* _Brief_
Of the lines in the records that follow, how many include the word "MaxBotix"? Answer with a bare number.

•••••

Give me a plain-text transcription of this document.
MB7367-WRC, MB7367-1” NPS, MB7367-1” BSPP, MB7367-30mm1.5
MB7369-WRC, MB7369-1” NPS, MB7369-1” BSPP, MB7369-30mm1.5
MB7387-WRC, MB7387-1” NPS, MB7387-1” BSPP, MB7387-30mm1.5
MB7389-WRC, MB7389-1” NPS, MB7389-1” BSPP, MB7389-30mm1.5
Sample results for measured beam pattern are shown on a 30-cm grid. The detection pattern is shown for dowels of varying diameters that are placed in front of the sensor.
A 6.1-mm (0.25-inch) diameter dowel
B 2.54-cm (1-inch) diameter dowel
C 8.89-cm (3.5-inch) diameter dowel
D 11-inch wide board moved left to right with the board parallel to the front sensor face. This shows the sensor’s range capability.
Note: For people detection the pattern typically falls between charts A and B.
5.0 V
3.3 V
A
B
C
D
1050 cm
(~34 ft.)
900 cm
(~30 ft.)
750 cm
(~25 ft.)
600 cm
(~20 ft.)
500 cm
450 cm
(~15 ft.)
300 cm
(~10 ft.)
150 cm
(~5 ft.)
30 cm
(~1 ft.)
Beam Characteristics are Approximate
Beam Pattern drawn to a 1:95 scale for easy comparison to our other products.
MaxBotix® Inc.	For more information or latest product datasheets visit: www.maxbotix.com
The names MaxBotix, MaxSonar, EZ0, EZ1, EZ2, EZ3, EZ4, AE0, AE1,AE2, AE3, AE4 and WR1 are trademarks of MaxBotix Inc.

•••••

* _Exercise result_
2